> **SET TASK**
For the data below, work out how many lines contain the word "spark" and supply only that number.
* begin *
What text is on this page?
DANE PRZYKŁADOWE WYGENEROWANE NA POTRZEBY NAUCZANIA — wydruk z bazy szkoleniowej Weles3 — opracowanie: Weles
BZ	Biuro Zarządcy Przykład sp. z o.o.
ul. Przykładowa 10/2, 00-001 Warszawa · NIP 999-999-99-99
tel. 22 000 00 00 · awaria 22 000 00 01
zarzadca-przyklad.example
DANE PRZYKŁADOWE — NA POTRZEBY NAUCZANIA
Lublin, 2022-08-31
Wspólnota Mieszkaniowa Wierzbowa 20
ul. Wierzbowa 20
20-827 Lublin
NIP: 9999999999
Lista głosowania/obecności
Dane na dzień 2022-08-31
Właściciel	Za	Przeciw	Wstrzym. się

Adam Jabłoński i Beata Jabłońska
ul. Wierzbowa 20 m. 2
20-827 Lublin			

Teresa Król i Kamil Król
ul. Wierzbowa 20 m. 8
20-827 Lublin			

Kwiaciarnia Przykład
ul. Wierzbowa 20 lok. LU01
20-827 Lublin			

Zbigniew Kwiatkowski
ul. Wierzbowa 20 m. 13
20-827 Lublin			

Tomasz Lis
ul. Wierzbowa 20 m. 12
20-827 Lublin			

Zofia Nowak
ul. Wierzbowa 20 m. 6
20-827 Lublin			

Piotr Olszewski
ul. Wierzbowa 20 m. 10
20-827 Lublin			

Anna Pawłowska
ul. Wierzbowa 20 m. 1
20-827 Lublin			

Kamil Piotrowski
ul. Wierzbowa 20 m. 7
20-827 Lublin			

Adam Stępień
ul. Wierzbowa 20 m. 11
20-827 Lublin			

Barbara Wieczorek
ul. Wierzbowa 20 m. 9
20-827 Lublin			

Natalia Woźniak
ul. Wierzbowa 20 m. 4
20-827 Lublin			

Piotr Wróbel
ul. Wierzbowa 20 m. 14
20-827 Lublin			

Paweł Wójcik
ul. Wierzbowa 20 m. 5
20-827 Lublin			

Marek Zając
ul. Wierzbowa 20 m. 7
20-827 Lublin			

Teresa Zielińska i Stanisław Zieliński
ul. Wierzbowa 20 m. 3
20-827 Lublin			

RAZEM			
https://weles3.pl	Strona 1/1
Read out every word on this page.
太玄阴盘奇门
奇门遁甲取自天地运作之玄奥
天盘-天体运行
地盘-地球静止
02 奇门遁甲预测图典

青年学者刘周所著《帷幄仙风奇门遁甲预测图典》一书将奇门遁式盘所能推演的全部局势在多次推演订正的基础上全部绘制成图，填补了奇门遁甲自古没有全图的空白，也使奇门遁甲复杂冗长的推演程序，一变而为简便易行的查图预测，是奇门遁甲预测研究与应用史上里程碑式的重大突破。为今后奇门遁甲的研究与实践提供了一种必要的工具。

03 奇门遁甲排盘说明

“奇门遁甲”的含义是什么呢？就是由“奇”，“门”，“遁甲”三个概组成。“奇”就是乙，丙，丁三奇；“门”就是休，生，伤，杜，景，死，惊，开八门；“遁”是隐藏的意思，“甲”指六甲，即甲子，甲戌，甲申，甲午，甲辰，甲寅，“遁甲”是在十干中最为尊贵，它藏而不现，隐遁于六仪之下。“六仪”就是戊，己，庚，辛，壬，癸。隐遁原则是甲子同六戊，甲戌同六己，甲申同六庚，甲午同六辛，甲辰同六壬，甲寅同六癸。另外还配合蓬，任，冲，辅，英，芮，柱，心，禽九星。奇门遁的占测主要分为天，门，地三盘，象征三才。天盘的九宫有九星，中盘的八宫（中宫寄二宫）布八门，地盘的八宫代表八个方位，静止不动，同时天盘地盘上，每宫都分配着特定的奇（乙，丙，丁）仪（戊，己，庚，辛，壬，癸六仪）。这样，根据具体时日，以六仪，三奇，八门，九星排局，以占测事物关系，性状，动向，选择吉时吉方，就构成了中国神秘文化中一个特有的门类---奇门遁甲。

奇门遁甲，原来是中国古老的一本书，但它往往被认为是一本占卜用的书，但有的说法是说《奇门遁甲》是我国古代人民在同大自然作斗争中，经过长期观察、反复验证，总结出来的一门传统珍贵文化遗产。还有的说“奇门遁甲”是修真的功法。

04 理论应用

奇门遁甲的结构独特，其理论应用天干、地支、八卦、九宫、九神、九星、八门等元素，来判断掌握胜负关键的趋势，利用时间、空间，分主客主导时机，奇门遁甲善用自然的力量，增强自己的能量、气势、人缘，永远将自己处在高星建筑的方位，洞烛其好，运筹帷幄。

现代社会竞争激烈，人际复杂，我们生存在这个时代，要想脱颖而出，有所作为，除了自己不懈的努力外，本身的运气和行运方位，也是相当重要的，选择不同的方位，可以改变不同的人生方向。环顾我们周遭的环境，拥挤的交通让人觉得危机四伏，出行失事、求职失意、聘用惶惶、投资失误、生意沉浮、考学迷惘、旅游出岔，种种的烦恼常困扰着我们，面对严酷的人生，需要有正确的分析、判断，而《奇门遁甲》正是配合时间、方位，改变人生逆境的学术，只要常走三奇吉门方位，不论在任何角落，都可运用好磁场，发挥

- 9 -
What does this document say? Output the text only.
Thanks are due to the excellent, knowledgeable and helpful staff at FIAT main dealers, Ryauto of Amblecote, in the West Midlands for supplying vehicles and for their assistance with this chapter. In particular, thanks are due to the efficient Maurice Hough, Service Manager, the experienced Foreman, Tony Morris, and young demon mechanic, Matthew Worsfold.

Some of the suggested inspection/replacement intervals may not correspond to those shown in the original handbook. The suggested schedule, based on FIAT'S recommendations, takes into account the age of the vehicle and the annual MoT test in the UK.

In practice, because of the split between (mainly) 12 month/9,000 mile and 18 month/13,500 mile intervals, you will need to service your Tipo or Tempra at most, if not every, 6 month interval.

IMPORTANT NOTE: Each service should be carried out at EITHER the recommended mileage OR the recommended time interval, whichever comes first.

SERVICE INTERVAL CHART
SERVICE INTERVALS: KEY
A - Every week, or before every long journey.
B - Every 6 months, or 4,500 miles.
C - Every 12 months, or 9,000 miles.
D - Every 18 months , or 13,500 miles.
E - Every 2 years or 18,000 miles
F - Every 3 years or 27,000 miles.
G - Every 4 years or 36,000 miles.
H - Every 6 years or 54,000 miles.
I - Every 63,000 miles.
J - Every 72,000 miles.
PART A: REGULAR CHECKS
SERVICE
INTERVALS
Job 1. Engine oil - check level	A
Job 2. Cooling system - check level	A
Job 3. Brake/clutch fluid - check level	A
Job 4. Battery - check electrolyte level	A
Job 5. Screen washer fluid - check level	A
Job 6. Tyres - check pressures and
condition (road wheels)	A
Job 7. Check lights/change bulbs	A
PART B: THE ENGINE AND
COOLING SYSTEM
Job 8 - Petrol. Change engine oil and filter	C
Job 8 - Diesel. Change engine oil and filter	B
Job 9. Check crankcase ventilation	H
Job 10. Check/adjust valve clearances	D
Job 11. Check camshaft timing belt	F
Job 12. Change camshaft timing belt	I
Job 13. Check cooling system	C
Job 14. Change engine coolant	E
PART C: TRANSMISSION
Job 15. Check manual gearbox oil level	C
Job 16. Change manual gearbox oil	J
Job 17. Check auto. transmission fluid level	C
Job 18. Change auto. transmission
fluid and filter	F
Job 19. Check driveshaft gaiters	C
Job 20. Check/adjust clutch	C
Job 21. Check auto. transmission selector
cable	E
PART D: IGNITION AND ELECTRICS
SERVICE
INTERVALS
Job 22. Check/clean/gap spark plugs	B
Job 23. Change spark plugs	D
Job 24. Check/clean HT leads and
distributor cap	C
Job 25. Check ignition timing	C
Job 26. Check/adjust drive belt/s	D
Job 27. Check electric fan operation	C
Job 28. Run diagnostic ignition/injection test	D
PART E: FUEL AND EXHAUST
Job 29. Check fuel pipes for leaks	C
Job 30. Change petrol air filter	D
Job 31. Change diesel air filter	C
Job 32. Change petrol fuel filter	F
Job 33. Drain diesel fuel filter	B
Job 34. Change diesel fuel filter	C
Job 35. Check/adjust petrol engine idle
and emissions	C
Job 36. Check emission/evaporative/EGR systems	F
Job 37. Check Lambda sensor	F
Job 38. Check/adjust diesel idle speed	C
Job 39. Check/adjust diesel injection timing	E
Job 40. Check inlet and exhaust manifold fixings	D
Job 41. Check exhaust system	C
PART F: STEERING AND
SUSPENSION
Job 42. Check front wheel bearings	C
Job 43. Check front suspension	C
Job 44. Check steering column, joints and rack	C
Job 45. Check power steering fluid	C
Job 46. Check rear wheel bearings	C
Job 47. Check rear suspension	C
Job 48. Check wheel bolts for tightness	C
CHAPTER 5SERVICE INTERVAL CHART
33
* end *
> **TASK OUTPUT**
2